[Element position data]
§ §

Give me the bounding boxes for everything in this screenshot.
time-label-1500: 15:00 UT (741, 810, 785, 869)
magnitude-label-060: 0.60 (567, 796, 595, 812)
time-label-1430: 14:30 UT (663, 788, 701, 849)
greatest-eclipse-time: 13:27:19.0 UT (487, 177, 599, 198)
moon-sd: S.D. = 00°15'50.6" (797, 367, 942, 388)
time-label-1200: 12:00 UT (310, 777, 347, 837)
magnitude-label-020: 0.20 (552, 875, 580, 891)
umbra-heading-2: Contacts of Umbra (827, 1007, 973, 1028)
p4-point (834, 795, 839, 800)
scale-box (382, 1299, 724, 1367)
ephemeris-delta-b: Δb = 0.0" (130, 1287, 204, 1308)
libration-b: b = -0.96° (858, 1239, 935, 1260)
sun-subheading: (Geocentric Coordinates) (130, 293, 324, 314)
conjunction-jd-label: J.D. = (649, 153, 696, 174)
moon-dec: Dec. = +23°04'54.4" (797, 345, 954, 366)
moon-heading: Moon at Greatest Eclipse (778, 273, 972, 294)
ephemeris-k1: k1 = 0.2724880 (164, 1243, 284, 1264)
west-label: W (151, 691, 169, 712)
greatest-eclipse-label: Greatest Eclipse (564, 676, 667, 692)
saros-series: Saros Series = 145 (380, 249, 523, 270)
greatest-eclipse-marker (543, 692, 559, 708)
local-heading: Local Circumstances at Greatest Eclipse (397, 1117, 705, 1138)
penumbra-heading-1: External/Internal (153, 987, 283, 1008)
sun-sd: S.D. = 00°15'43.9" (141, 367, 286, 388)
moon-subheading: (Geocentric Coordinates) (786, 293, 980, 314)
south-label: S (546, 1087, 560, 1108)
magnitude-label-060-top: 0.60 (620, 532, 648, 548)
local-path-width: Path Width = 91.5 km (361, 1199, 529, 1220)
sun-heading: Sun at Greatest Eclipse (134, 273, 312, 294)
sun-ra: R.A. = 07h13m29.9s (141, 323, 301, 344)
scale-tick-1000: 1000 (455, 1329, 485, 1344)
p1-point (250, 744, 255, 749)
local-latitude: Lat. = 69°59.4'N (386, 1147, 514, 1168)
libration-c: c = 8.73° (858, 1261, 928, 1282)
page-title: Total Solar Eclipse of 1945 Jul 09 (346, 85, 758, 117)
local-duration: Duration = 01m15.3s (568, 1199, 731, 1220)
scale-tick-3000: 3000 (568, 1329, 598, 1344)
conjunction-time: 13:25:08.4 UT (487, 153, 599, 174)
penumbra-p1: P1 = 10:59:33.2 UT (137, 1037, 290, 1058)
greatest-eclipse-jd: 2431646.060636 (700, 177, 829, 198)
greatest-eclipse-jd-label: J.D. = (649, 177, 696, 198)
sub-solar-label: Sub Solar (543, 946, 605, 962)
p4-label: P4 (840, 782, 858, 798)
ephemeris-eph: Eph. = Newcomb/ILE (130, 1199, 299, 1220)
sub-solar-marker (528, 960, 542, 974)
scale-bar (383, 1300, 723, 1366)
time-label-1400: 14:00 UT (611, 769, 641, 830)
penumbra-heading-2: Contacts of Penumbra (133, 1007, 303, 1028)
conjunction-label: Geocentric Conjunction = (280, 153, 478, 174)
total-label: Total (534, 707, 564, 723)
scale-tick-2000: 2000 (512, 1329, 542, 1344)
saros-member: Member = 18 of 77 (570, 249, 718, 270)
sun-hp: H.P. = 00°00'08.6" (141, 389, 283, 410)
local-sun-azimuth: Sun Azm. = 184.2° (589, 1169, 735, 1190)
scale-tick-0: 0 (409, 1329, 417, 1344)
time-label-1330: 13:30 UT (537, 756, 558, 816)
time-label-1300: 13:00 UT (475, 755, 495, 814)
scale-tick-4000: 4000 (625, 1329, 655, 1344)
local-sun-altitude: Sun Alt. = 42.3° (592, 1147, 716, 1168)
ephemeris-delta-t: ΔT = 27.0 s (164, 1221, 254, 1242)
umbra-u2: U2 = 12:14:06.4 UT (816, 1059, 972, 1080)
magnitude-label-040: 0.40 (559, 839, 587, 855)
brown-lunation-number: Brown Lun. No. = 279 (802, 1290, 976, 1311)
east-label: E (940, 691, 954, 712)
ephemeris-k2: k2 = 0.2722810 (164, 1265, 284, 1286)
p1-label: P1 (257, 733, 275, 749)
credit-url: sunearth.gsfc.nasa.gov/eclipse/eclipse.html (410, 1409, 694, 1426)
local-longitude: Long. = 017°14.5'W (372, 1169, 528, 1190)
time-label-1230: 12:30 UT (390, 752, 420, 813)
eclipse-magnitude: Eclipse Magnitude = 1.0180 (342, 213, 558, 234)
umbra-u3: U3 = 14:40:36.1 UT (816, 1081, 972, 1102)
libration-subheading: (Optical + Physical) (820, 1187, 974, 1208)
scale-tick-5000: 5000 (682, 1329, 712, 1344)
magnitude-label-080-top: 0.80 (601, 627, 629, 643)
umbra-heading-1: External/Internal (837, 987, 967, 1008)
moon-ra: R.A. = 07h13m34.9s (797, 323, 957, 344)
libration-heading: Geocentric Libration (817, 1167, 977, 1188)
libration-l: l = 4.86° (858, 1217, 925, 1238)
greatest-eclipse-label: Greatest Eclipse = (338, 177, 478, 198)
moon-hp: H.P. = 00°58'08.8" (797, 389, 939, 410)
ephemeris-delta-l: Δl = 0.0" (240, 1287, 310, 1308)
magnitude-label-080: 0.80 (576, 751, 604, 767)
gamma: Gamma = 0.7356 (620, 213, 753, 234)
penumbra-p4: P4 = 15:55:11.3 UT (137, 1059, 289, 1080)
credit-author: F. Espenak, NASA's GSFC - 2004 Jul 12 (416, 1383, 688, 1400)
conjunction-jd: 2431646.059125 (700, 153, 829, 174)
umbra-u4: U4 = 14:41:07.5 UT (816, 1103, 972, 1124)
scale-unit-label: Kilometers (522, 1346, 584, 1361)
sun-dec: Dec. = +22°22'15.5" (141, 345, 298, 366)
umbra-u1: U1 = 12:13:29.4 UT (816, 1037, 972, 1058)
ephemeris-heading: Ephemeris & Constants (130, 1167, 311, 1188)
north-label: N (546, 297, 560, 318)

§ §

● **Exercise description**: Please copy only the stretch of records from the start through the line that contains "conjunction-jd-label: J.D. = (649, 153, 696, 174)", changing "Geocentric Coordinates" to "Geocentric Position" and keeping everything else the same.

● **Solution for this problem**:
Give me the bounding boxes for everything in this screenshot.
time-label-1500: 15:00 UT (741, 810, 785, 869)
magnitude-label-060: 0.60 (567, 796, 595, 812)
time-label-1430: 14:30 UT (663, 788, 701, 849)
greatest-eclipse-time: 13:27:19.0 UT (487, 177, 599, 198)
moon-sd: S.D. = 00°15'50.6" (797, 367, 942, 388)
time-label-1200: 12:00 UT (310, 777, 347, 837)
magnitude-label-020: 0.20 (552, 875, 580, 891)
umbra-heading-2: Contacts of Umbra (827, 1007, 973, 1028)
p4-point (834, 795, 839, 800)
scale-box (382, 1299, 724, 1367)
ephemeris-delta-b: Δb = 0.0" (130, 1287, 204, 1308)
libration-b: b = -0.96° (858, 1239, 935, 1260)
sun-subheading: (Geocentric Position) (130, 293, 324, 314)
conjunction-jd-label: J.D. = (649, 153, 696, 174)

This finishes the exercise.